[Records from a collection of figures]
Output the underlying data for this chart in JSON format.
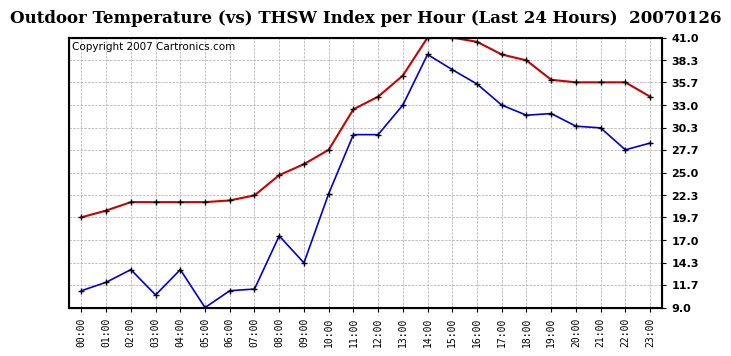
{
  "title": "Outdoor Temperature (vs) THSW Index per Hour (Last 24 Hours)  20070126",
  "copyright": "Copyright 2007 Cartronics.com",
  "hours": [
    "00:00",
    "01:00",
    "02:00",
    "03:00",
    "04:00",
    "05:00",
    "06:00",
    "07:00",
    "08:00",
    "09:00",
    "10:00",
    "11:00",
    "12:00",
    "13:00",
    "14:00",
    "15:00",
    "16:00",
    "17:00",
    "18:00",
    "19:00",
    "20:00",
    "21:00",
    "22:00",
    "23:00"
  ],
  "temp_blue": [
    11.0,
    12.0,
    13.5,
    10.5,
    13.5,
    9.0,
    11.0,
    11.2,
    17.5,
    14.3,
    22.5,
    29.5,
    29.5,
    33.0,
    39.0,
    37.2,
    35.5,
    33.0,
    31.8,
    32.0,
    30.5,
    30.3,
    27.7,
    28.5
  ],
  "thsw_red": [
    19.7,
    20.5,
    21.5,
    21.5,
    21.5,
    21.5,
    21.7,
    22.3,
    24.7,
    26.0,
    27.7,
    32.5,
    34.0,
    36.5,
    41.0,
    41.0,
    40.5,
    39.0,
    38.3,
    36.0,
    35.7,
    35.7,
    35.7,
    34.0
  ],
  "ylim": [
    9.0,
    41.0
  ],
  "yticks": [
    9.0,
    11.7,
    14.3,
    17.0,
    19.7,
    22.3,
    25.0,
    27.7,
    30.3,
    33.0,
    35.7,
    38.3,
    41.0
  ],
  "blue_color": "#0000dd",
  "red_color": "#cc0000",
  "grid_color": "#aaaaaa",
  "bg_color": "#ffffff",
  "title_fontsize": 12,
  "copyright_fontsize": 7.5
}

__Task objective__. All of the data needs repeating exactly, but the pictures do not.

__Problem solution__.
Output the underlying data for this chart in JSON format.
{
  "title": "Outdoor Temperature (vs) THSW Index per Hour (Last 24 Hours)  20070126",
  "copyright": "Copyright 2007 Cartronics.com",
  "hours": [
    "00:00",
    "01:00",
    "02:00",
    "03:00",
    "04:00",
    "05:00",
    "06:00",
    "07:00",
    "08:00",
    "09:00",
    "10:00",
    "11:00",
    "12:00",
    "13:00",
    "14:00",
    "15:00",
    "16:00",
    "17:00",
    "18:00",
    "19:00",
    "20:00",
    "21:00",
    "22:00",
    "23:00"
  ],
  "temp_blue": [
    11.0,
    12.0,
    13.5,
    10.5,
    13.5,
    9.0,
    11.0,
    11.2,
    17.5,
    14.3,
    22.5,
    29.5,
    29.5,
    33.0,
    39.0,
    37.2,
    35.5,
    33.0,
    31.8,
    32.0,
    30.5,
    30.3,
    27.7,
    28.5
  ],
  "thsw_red": [
    19.7,
    20.5,
    21.5,
    21.5,
    21.5,
    21.5,
    21.7,
    22.3,
    24.7,
    26.0,
    27.7,
    32.5,
    34.0,
    36.5,
    41.0,
    41.0,
    40.5,
    39.0,
    38.3,
    36.0,
    35.7,
    35.7,
    35.7,
    34.0
  ],
  "ylim": [
    9.0,
    41.0
  ],
  "yticks": [
    9.0,
    11.7,
    14.3,
    17.0,
    19.7,
    22.3,
    25.0,
    27.7,
    30.3,
    33.0,
    35.7,
    38.3,
    41.0
  ],
  "blue_color": "#0000dd",
  "red_color": "#cc0000",
  "grid_color": "#aaaaaa",
  "bg_color": "#ffffff",
  "title_fontsize": 12,
  "copyright_fontsize": 7.5
}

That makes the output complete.